Aim of the exercise: Give every line again exactly as it appears, please, but not the pictures.

Stored data:
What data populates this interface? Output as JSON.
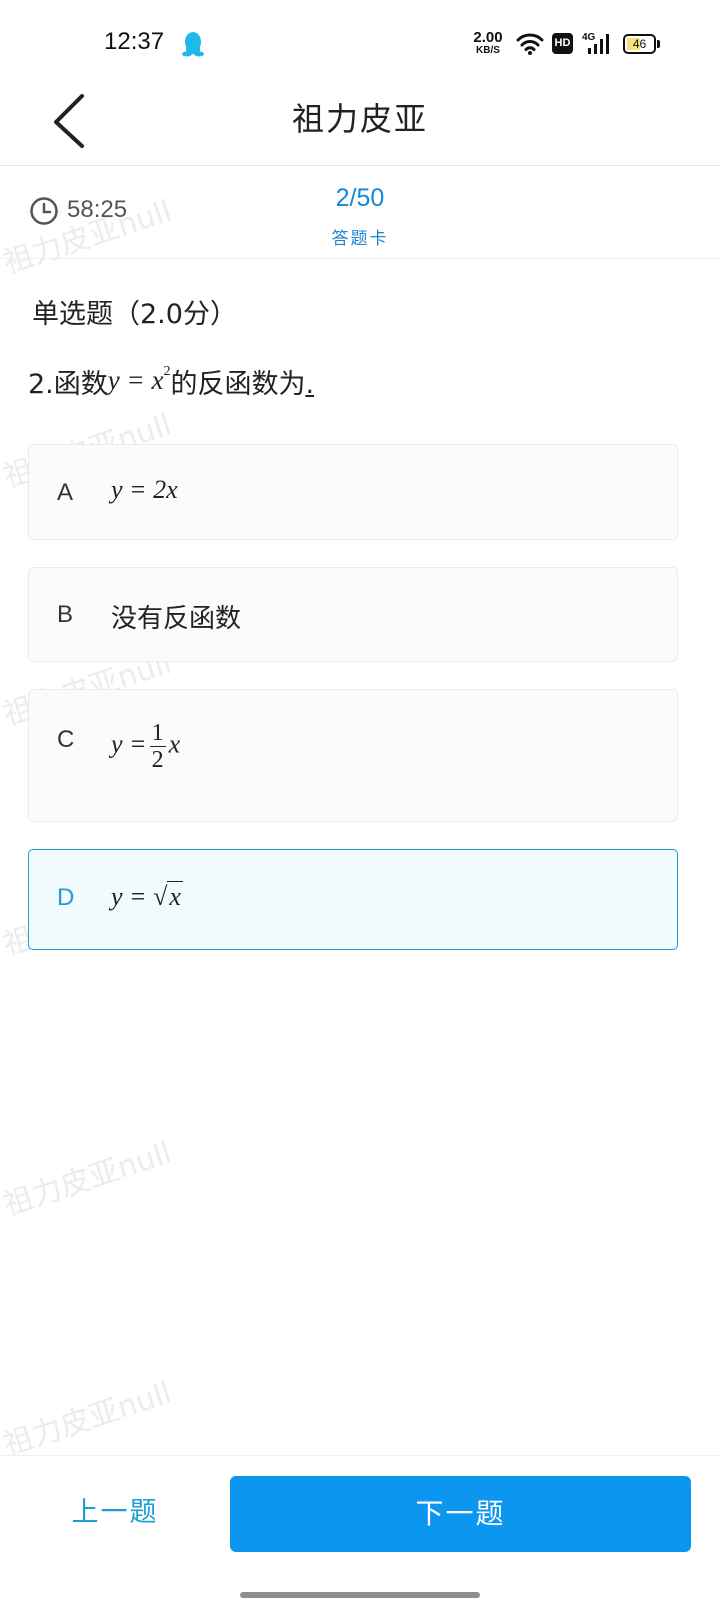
{
  "status_bar": {
    "time": "12:37",
    "network_speed_value": "2.00",
    "network_speed_unit": "KB/S",
    "hd_label": "HD",
    "signal_label": "4G",
    "battery_level": "46",
    "icons": [
      "qq-penguin-icon",
      "wifi-icon",
      "hd-icon",
      "signal-icon",
      "battery-icon"
    ]
  },
  "header": {
    "title": "祖力皮亚",
    "back_icon": "chevron-left-icon"
  },
  "exam_bar": {
    "timer": "58:25",
    "progress": "2/50",
    "answer_card_label": "答题卡"
  },
  "question": {
    "type_label": "单选题（2.0分）",
    "number_prefix": "2.函数",
    "formula_base": "y = x",
    "formula_exponent": "2",
    "suffix": "的反函数为",
    "end_mark": "."
  },
  "options": [
    {
      "letter": "A",
      "content": "y = 2x",
      "selected": false
    },
    {
      "letter": "B",
      "content": "没有反函数",
      "selected": false
    },
    {
      "letter": "C",
      "prefix": "y =",
      "numerator": "1",
      "denominator": "2",
      "suffix": "x",
      "selected": false
    },
    {
      "letter": "D",
      "prefix": "y =",
      "radicand": "x",
      "selected": true
    }
  ],
  "watermarks": [
    "祖力皮亚null",
    "祖力皮亚null",
    "祖力皮亚null",
    "祖力皮亚null",
    "祖力皮亚null",
    "祖力皮亚null"
  ],
  "footer": {
    "prev_label": "上一题",
    "next_label": "下一题"
  },
  "colors": {
    "accent": "#1d9fd2",
    "primary_button": "#0c96f0",
    "selected_background": "#f1fafd"
  }
}
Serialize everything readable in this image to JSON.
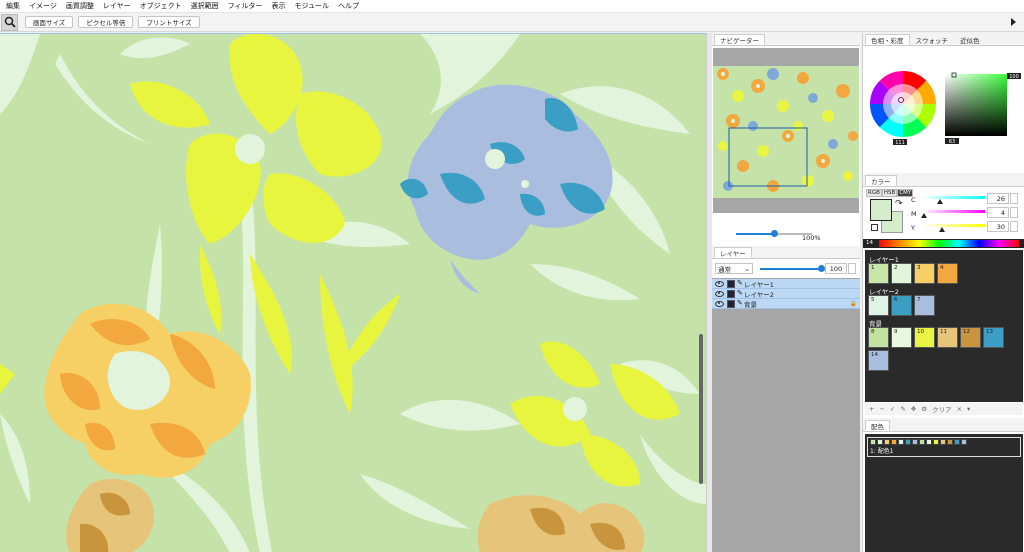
{
  "menubar": [
    "編集",
    "イメージ",
    "画質調整",
    "レイヤー",
    "オブジェクト",
    "選択範囲",
    "フィルター",
    "表示",
    "モジュール",
    "ヘルプ"
  ],
  "toolbar": {
    "btn1": "画面サイズ",
    "btn2": "ピクセル等倍",
    "btn3": "プリントサイズ"
  },
  "navigator": {
    "tab": "ナビゲーター",
    "zoom": "100%"
  },
  "layers": {
    "tab": "レイヤー",
    "blend_mode": "通常",
    "opacity": "100",
    "items": [
      "レイヤー1",
      "レイヤー2",
      "背景"
    ]
  },
  "color_tabs": [
    "色相・彩度",
    "スウォッチ",
    "近似色"
  ],
  "color_readouts": {
    "hue_label": "111",
    "sat_val": "100",
    "bri_val": "63"
  },
  "cmy": {
    "tab": "カラー",
    "modes": [
      "RGB",
      "HSB",
      "CMY"
    ],
    "channels": [
      {
        "label": "C",
        "value": "26"
      },
      {
        "label": "M",
        "value": "4"
      },
      {
        "label": "Y",
        "value": "30"
      }
    ],
    "rainbow_num": "14"
  },
  "swatches": {
    "groups": [
      {
        "name": "レイヤー1",
        "items": [
          {
            "n": "1",
            "c": "#c8e6a8"
          },
          {
            "n": "2",
            "c": "#e2f6dc"
          },
          {
            "n": "3",
            "c": "#f6d064"
          },
          {
            "n": "4",
            "c": "#f2a83e"
          }
        ]
      },
      {
        "name": "レイヤー2",
        "items": [
          {
            "n": "5",
            "c": "#dff3e7"
          },
          {
            "n": "6",
            "c": "#3a9fc2"
          },
          {
            "n": "7",
            "c": "#a9bedf"
          }
        ]
      },
      {
        "name": "背景",
        "items": [
          {
            "n": "8",
            "c": "#c2e2a2"
          },
          {
            "n": "9",
            "c": "#e8f8e0"
          },
          {
            "n": "10",
            "c": "#e9f542"
          },
          {
            "n": "11",
            "c": "#e6c57a"
          },
          {
            "n": "12",
            "c": "#c8953e"
          },
          {
            "n": "13",
            "c": "#3b9ec4"
          },
          {
            "n": "14",
            "c": "#a9bedf"
          }
        ]
      }
    ],
    "tools_label": "クリア"
  },
  "haishoku": {
    "tab": "配色",
    "entry": "1: 配色1",
    "chips": [
      "#c8e6a8",
      "#e2f6dc",
      "#f6d064",
      "#f2a83e",
      "#dff3e7",
      "#3a9fc2",
      "#a9bedf",
      "#c2e2a2",
      "#e8f8e0",
      "#e9f542",
      "#e6c57a",
      "#c8953e",
      "#3b9ec4",
      "#a9bedf"
    ]
  },
  "colors": {
    "canvas_bg": "#c5e2a8",
    "accent": "#1e7fd6",
    "layer_sel": "#bcd8f4"
  }
}
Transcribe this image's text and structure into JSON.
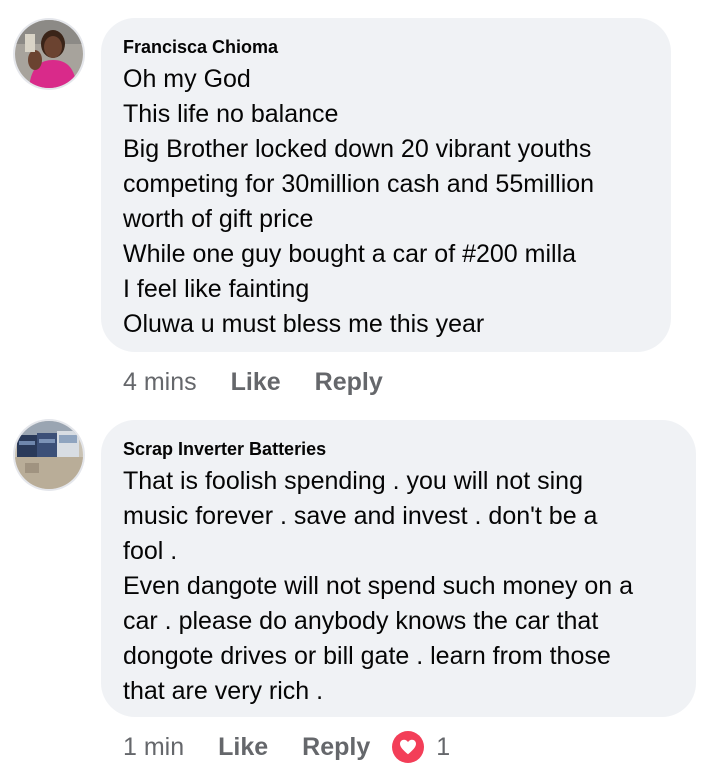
{
  "comments": [
    {
      "author": "Francisca Chioma",
      "lines": [
        "Oh my God",
        "This life no balance",
        "Big Brother locked down 20 vibrant youths",
        "competing for 30million cash and 55million",
        "worth of gift price",
        "While one guy bought a car of #200 milla",
        "I feel like fainting",
        "Oluwa u must bless me this year"
      ],
      "time": "4 mins",
      "like_label": "Like",
      "reply_label": "Reply"
    },
    {
      "author": "Scrap Inverter Batteries",
      "lines": [
        "That is foolish spending . you will not sing",
        "music forever . save and invest . don't be a",
        "fool .",
        "Even dangote will not spend such money on a",
        "car . please do anybody knows the car that",
        "dongote drives or bill gate . learn from those",
        "that are very rich ."
      ],
      "time": "1 min",
      "like_label": "Like",
      "reply_label": "Reply",
      "reaction_icon": "heart-icon",
      "reaction_count": "1"
    }
  ],
  "colors": {
    "bubble": "#f0f2f5",
    "meta_text": "#65676b",
    "heart": "#f33e58"
  }
}
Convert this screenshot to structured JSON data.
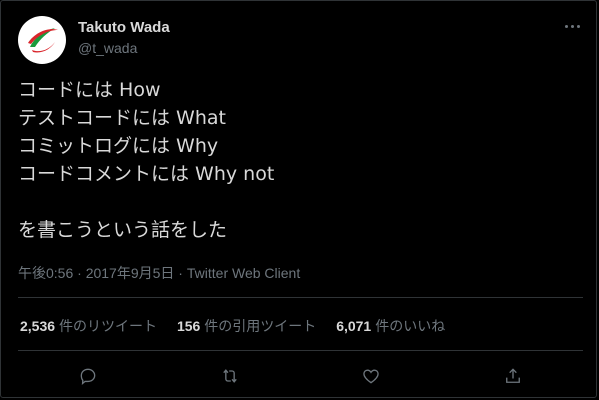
{
  "author": {
    "name": "Takuto Wada",
    "handle": "@t_wada"
  },
  "tweet": {
    "lines": [
      "コードには How",
      "テストコードには What",
      "コミットログには Why",
      "コードコメントには Why not",
      "",
      "を書こうという話をした"
    ],
    "time": "午後0:56",
    "sep1": " · ",
    "date": "2017年9月5日",
    "sep2": " · ",
    "source": "Twitter Web Client"
  },
  "stats": {
    "retweets": {
      "count": "2,536",
      "label": "件のリツイート"
    },
    "quotes": {
      "count": "156",
      "label": "件の引用ツイート"
    },
    "likes": {
      "count": "6,071",
      "label": "件のいいね"
    }
  },
  "icons": {
    "more": "more-options-icon",
    "reply": "reply-icon",
    "retweet": "retweet-icon",
    "like": "heart-icon",
    "share": "share-icon"
  },
  "colors": {
    "background": "#000000",
    "text": "#d9d9d9",
    "muted": "#6e767d",
    "divider": "#2f3336",
    "logo_red": "#d9252b",
    "logo_green": "#1a9a3c"
  }
}
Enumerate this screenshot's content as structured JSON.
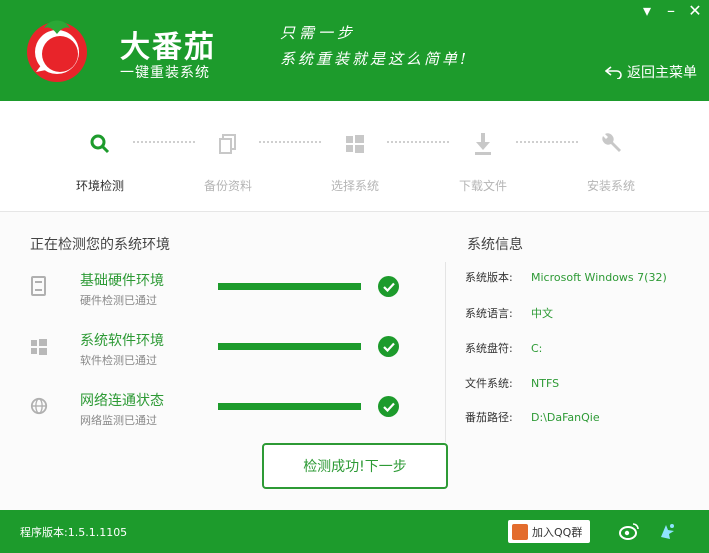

Solution for this task:
What data populates this interface? Output as JSON.
{
  "status_bar": {
    "time": "12:37",
    "network_speed_value": "2.00",
    "network_speed_unit": "KB/S",
    "hd_label": "HD",
    "signal_label": "4G",
    "battery_level": "46",
    "icons": [
      "qq-penguin-icon",
      "wifi-icon",
      "hd-icon",
      "signal-icon",
      "battery-icon"
    ]
  },
  "header": {
    "title": "祖力皮亚",
    "back_icon": "chevron-left-icon"
  },
  "exam_bar": {
    "timer": "58:25",
    "progress": "2/50",
    "answer_card_label": "答题卡"
  },
  "question": {
    "type_label": "单选题（2.0分）",
    "number_prefix": "2.函数",
    "formula_base": "y = x",
    "formula_exponent": "2",
    "suffix": "的反函数为",
    "end_mark": "."
  },
  "options": [
    {
      "letter": "A",
      "content": "y = 2x",
      "selected": false
    },
    {
      "letter": "B",
      "content": "没有反函数",
      "selected": false
    },
    {
      "letter": "C",
      "prefix": "y =",
      "numerator": "1",
      "denominator": "2",
      "suffix": "x",
      "selected": false
    },
    {
      "letter": "D",
      "prefix": "y =",
      "radicand": "x",
      "selected": true
    }
  ],
  "watermarks": [
    "祖力皮亚null",
    "祖力皮亚null",
    "祖力皮亚null",
    "祖力皮亚null",
    "祖力皮亚null",
    "祖力皮亚null"
  ],
  "footer": {
    "prev_label": "上一题",
    "next_label": "下一题"
  },
  "colors": {
    "accent": "#1d9fd2",
    "primary_button": "#0c96f0",
    "selected_background": "#f1fafd"
  }
}
Serialize everything readable in this image to JSON.
{
  "menubar": [
    "編集",
    "イメージ",
    "画質調整",
    "レイヤー",
    "オブジェクト",
    "選択範囲",
    "フィルター",
    "表示",
    "モジュール",
    "ヘルプ"
  ],
  "toolbar": {
    "btn1": "画面サイズ",
    "btn2": "ピクセル等倍",
    "btn3": "プリントサイズ"
  },
  "navigator": {
    "tab": "ナビゲーター",
    "zoom": "100%"
  },
  "layers": {
    "tab": "レイヤー",
    "blend_mode": "通常",
    "opacity": "100",
    "items": [
      "レイヤー1",
      "レイヤー2",
      "背景"
    ]
  },
  "color_tabs": [
    "色相・彩度",
    "スウォッチ",
    "近似色"
  ],
  "color_readouts": {
    "hue_label": "111",
    "sat_val": "100",
    "bri_val": "63"
  },
  "cmy": {
    "tab": "カラー",
    "modes": [
      "RGB",
      "HSB",
      "CMY"
    ],
    "channels": [
      {
        "label": "C",
        "value": "26"
      },
      {
        "label": "M",
        "value": "4"
      },
      {
        "label": "Y",
        "value": "30"
      }
    ],
    "rainbow_num": "14"
  },
  "swatches": {
    "groups": [
      {
        "name": "レイヤー1",
        "items": [
          {
            "n": "1",
            "c": "#c8e6a8"
          },
          {
            "n": "2",
            "c": "#e2f6dc"
          },
          {
            "n": "3",
            "c": "#f6d064"
          },
          {
            "n": "4",
            "c": "#f2a83e"
          }
        ]
      },
      {
        "name": "レイヤー2",
        "items": [
          {
            "n": "5",
            "c": "#dff3e7"
          },
          {
            "n": "6",
            "c": "#3a9fc2"
          },
          {
            "n": "7",
            "c": "#a9bedf"
          }
        ]
      },
      {
        "name": "背景",
        "items": [
          {
            "n": "8",
            "c": "#c2e2a2"
          },
          {
            "n": "9",
            "c": "#e8f8e0"
          },
          {
            "n": "10",
            "c": "#e9f542"
          },
          {
            "n": "11",
            "c": "#e6c57a"
          },
          {
            "n": "12",
            "c": "#c8953e"
          },
          {
            "n": "13",
            "c": "#3b9ec4"
          },
          {
            "n": "14",
            "c": "#a9bedf"
          }
        ]
      }
    ],
    "tools_label": "クリア"
  },
  "haishoku": {
    "tab": "配色",
    "entry": "1: 配色1",
    "chips": [
      "#c8e6a8",
      "#e2f6dc",
      "#f6d064",
      "#f2a83e",
      "#dff3e7",
      "#3a9fc2",
      "#a9bedf",
      "#c2e2a2",
      "#e8f8e0",
      "#e9f542",
      "#e6c57a",
      "#c8953e",
      "#3b9ec4",
      "#a9bedf"
    ]
  },
  "colors": {
    "canvas_bg": "#c5e2a8",
    "accent": "#1e7fd6",
    "layer_sel": "#bcd8f4"
  }
}
Transcribe this image's text and structure into JSON.
{
  "comments": [
    {
      "author": "Francisca Chioma",
      "lines": [
        "Oh my God",
        "This life no balance",
        "Big Brother locked down 20 vibrant youths",
        "competing for 30million cash and 55million",
        "worth of gift price",
        "While one guy bought a car of #200 milla",
        "I feel like fainting",
        "Oluwa u must bless me this year"
      ],
      "time": "4 mins",
      "like_label": "Like",
      "reply_label": "Reply"
    },
    {
      "author": "Scrap Inverter Batteries",
      "lines": [
        "That is foolish spending . you will not sing",
        "music forever . save and invest . don't be a",
        "fool .",
        "Even dangote will not spend such money on a",
        "car . please do anybody knows the car that",
        "dongote drives or bill gate . learn from those",
        "that are very rich ."
      ],
      "time": "1 min",
      "like_label": "Like",
      "reply_label": "Reply",
      "reaction_icon": "heart-icon",
      "reaction_count": "1"
    }
  ],
  "colors": {
    "bubble": "#f0f2f5",
    "meta_text": "#65676b",
    "heart": "#f33e58"
  }
}
Convert this screenshot to structured JSON data.
{
  "author": {
    "name": "Takuto Wada",
    "handle": "@t_wada"
  },
  "tweet": {
    "lines": [
      "コードには How",
      "テストコードには What",
      "コミットログには Why",
      "コードコメントには Why not",
      "",
      "を書こうという話をした"
    ],
    "time": "午後0:56",
    "sep1": " · ",
    "date": "2017年9月5日",
    "sep2": " · ",
    "source": "Twitter Web Client"
  },
  "stats": {
    "retweets": {
      "count": "2,536",
      "label": "件のリツイート"
    },
    "quotes": {
      "count": "156",
      "label": "件の引用ツイート"
    },
    "likes": {
      "count": "6,071",
      "label": "件のいいね"
    }
  },
  "icons": {
    "more": "more-options-icon",
    "reply": "reply-icon",
    "retweet": "retweet-icon",
    "like": "heart-icon",
    "share": "share-icon"
  },
  "colors": {
    "background": "#000000",
    "text": "#d9d9d9",
    "muted": "#6e767d",
    "divider": "#2f3336",
    "logo_red": "#d9252b",
    "logo_green": "#1a9a3c"
  }
}
Enumerate this screenshot's content as structured JSON.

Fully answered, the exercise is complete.